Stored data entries
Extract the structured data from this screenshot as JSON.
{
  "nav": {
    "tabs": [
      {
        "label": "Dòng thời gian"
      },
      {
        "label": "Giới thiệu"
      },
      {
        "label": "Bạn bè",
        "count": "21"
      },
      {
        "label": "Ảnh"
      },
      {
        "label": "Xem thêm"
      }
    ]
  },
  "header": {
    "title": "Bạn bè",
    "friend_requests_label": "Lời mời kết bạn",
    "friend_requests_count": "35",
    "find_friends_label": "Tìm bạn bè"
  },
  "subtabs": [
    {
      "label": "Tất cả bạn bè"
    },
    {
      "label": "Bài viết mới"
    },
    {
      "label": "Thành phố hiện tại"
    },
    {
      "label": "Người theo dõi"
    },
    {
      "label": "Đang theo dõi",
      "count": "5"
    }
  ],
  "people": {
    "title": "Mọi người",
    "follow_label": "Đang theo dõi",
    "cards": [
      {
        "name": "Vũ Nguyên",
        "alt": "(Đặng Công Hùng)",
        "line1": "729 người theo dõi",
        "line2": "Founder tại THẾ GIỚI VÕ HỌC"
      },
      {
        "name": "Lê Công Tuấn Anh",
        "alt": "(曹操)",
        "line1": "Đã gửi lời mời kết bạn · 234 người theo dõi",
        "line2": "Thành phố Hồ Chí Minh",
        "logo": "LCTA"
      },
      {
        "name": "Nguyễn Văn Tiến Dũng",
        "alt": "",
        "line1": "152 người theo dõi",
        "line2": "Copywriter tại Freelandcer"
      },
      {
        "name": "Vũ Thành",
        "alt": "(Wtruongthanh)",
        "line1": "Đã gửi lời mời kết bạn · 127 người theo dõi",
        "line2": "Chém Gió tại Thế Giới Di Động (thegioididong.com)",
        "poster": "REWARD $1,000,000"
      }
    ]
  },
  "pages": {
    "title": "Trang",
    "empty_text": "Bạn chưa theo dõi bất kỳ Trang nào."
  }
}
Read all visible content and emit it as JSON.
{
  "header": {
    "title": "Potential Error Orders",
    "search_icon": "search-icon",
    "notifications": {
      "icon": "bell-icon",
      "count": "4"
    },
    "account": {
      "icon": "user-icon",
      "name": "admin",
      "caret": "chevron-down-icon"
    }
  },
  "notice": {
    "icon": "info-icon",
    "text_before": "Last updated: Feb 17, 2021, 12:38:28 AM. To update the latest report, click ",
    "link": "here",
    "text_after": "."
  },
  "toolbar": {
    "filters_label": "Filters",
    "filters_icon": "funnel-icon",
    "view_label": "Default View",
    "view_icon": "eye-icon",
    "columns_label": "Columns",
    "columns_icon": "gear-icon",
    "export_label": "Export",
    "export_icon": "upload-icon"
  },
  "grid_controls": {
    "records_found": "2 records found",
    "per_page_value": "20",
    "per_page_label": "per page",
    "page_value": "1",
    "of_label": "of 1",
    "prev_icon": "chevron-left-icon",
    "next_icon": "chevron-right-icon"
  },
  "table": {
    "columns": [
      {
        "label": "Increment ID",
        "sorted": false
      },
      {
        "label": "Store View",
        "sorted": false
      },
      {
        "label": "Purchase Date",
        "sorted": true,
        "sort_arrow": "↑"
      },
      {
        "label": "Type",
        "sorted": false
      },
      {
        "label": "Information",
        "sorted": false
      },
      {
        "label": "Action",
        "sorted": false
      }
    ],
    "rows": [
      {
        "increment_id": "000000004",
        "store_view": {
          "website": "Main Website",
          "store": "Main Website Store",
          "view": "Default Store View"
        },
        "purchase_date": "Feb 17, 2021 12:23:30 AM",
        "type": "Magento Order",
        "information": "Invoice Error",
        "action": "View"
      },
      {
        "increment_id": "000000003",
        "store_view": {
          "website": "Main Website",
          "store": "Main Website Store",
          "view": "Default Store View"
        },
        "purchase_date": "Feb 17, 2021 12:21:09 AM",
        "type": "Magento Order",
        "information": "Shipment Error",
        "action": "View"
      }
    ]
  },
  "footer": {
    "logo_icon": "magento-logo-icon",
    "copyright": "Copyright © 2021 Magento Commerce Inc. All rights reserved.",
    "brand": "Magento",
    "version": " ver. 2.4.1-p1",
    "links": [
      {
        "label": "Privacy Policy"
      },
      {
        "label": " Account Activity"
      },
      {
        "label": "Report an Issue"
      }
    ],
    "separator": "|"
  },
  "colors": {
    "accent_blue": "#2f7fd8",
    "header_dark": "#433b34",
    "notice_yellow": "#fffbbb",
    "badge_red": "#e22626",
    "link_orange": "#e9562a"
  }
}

== WHAT IS EXPECTED ==
Extract every entry in the listing word for word.

== ANSWER FOR THE TASK ==
Extract the structured data from this screenshot as JSON.
{
  "nav": {
    "tabs": [
      {
        "label": "Dòng thời gian"
      },
      {
        "label": "Giới thiệu"
      },
      {
        "label": "Bạn bè",
        "count": "21"
      },
      {
        "label": "Ảnh"
      },
      {
        "label": "Xem thêm"
      }
    ]
  },
  "header": {
    "title": "Bạn bè",
    "friend_requests_label": "Lời mời kết bạn",
    "friend_requests_count": "35",
    "find_friends_label": "Tìm bạn bè"
  },
  "subtabs": [
    {
      "label": "Tất cả bạn bè"
    },
    {
      "label": "Bài viết mới"
    },
    {
      "label": "Thành phố hiện tại"
    },
    {
      "label": "Người theo dõi"
    },
    {
      "label": "Đang theo dõi",
      "count": "5"
    }
  ],
  "people": {
    "title": "Mọi người",
    "follow_label": "Đang theo dõi",
    "cards": [
      {
        "name": "Vũ Nguyên",
        "alt": "(Đặng Công Hùng)",
        "line1": "729 người theo dõi",
        "line2": "Founder tại THẾ GIỚI VÕ HỌC"
      },
      {
        "name": "Lê Công Tuấn Anh",
        "alt": "(曹操)",
        "line1": "Đã gửi lời mời kết bạn · 234 người theo dõi",
        "line2": "Thành phố Hồ Chí Minh",
        "logo": "LCTA"
      },
      {
        "name": "Nguyễn Văn Tiến Dũng",
        "alt": "",
        "line1": "152 người theo dõi",
        "line2": "Copywriter tại Freelandcer"
      },
      {
        "name": "Vũ Thành",
        "alt": "(Wtruongthanh)",
        "line1": "Đã gửi lời mời kết bạn · 127 người theo dõi",
        "line2": "Chém Gió tại Thế Giới Di Động (thegioididong.com)",
        "poster": "REWARD $1,000,000"
      }
    ]
  },
  "pages": {
    "title": "Trang",
    "empty_text": "Bạn chưa theo dõi bất kỳ Trang nào."
  }
}
Read all visible content and emit it as JSON.
{
  "header": {
    "title": "Potential Error Orders",
    "search_icon": "search-icon",
    "notifications": {
      "icon": "bell-icon",
      "count": "4"
    },
    "account": {
      "icon": "user-icon",
      "name": "admin",
      "caret": "chevron-down-icon"
    }
  },
  "notice": {
    "icon": "info-icon",
    "text_before": "Last updated: Feb 17, 2021, 12:38:28 AM. To update the latest report, click ",
    "link": "here",
    "text_after": "."
  },
  "toolbar": {
    "filters_label": "Filters",
    "filters_icon": "funnel-icon",
    "view_label": "Default View",
    "view_icon": "eye-icon",
    "columns_label": "Columns",
    "columns_icon": "gear-icon",
    "export_label": "Export",
    "export_icon": "upload-icon"
  },
  "grid_controls": {
    "records_found": "2 records found",
    "per_page_value": "20",
    "per_page_label": "per page",
    "page_value": "1",
    "of_label": "of 1",
    "prev_icon": "chevron-left-icon",
    "next_icon": "chevron-right-icon"
  },
  "table": {
    "columns": [
      {
        "label": "Increment ID",
        "sorted": false
      },
      {
        "label": "Store View",
        "sorted": false
      },
      {
        "label": "Purchase Date",
        "sorted": true,
        "sort_arrow": "↑"
      },
      {
        "label": "Type",
        "sorted": false
      },
      {
        "label": "Information",
        "sorted": false
      },
      {
        "label": "Action",
        "sorted": false
      }
    ],
    "rows": [
      {
        "increment_id": "000000004",
        "store_view": {
          "website": "Main Website",
          "store": "Main Website Store",
          "view": "Default Store View"
        },
        "purchase_date": "Feb 17, 2021 12:23:30 AM",
        "type": "Magento Order",
        "information": "Invoice Error",
        "action": "View"
      },
      {
        "increment_id": "000000003",
        "store_view": {
          "website": "Main Website",
          "store": "Main Website Store",
          "view": "Default Store View"
        },
        "purchase_date": "Feb 17, 2021 12:21:09 AM",
        "type": "Magento Order",
        "information": "Shipment Error",
        "action": "View"
      }
    ]
  },
  "footer": {
    "logo_icon": "magento-logo-icon",
    "copyright": "Copyright © 2021 Magento Commerce Inc. All rights reserved.",
    "brand": "Magento",
    "version": " ver. 2.4.1-p1",
    "links": [
      {
        "label": "Privacy Policy"
      },
      {
        "label": " Account Activity"
      },
      {
        "label": "Report an Issue"
      }
    ],
    "separator": "|"
  },
  "colors": {
    "accent_blue": "#2f7fd8",
    "header_dark": "#433b34",
    "notice_yellow": "#fffbbb",
    "badge_red": "#e22626",
    "link_orange": "#e9562a"
  }
}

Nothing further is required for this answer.